• TO DO: Reproduce the full listing that appears beneath this instruction exactly.

## BEGIN

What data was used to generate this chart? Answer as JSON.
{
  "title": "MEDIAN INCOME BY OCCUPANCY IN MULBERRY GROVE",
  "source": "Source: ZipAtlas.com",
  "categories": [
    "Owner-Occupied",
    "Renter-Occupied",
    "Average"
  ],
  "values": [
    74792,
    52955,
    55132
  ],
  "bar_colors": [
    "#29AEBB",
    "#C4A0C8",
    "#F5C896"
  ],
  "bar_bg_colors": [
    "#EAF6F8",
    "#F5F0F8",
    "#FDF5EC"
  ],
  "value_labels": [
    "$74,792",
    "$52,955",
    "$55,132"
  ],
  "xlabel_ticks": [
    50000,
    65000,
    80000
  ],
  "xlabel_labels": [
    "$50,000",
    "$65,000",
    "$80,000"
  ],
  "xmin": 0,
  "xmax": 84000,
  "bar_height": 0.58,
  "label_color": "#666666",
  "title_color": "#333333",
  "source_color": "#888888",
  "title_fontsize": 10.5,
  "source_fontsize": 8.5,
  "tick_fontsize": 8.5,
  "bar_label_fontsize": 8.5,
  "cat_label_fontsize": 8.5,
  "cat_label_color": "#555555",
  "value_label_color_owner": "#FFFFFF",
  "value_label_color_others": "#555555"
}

## END

• WRITTEN RESPONSE:
What data was used to generate this chart? Answer as JSON.
{
  "title": "MEDIAN INCOME BY OCCUPANCY IN MULBERRY GROVE",
  "source": "Source: ZipAtlas.com",
  "categories": [
    "Owner-Occupied",
    "Renter-Occupied",
    "Average"
  ],
  "values": [
    74792,
    52955,
    55132
  ],
  "bar_colors": [
    "#29AEBB",
    "#C4A0C8",
    "#F5C896"
  ],
  "bar_bg_colors": [
    "#EAF6F8",
    "#F5F0F8",
    "#FDF5EC"
  ],
  "value_labels": [
    "$74,792",
    "$52,955",
    "$55,132"
  ],
  "xlabel_ticks": [
    50000,
    65000,
    80000
  ],
  "xlabel_labels": [
    "$50,000",
    "$65,000",
    "$80,000"
  ],
  "xmin": 0,
  "xmax": 84000,
  "bar_height": 0.58,
  "label_color": "#666666",
  "title_color": "#333333",
  "source_color": "#888888",
  "title_fontsize": 10.5,
  "source_fontsize": 8.5,
  "tick_fontsize": 8.5,
  "bar_label_fontsize": 8.5,
  "cat_label_fontsize": 8.5,
  "cat_label_color": "#555555",
  "value_label_color_owner": "#FFFFFF",
  "value_label_color_others": "#555555"
}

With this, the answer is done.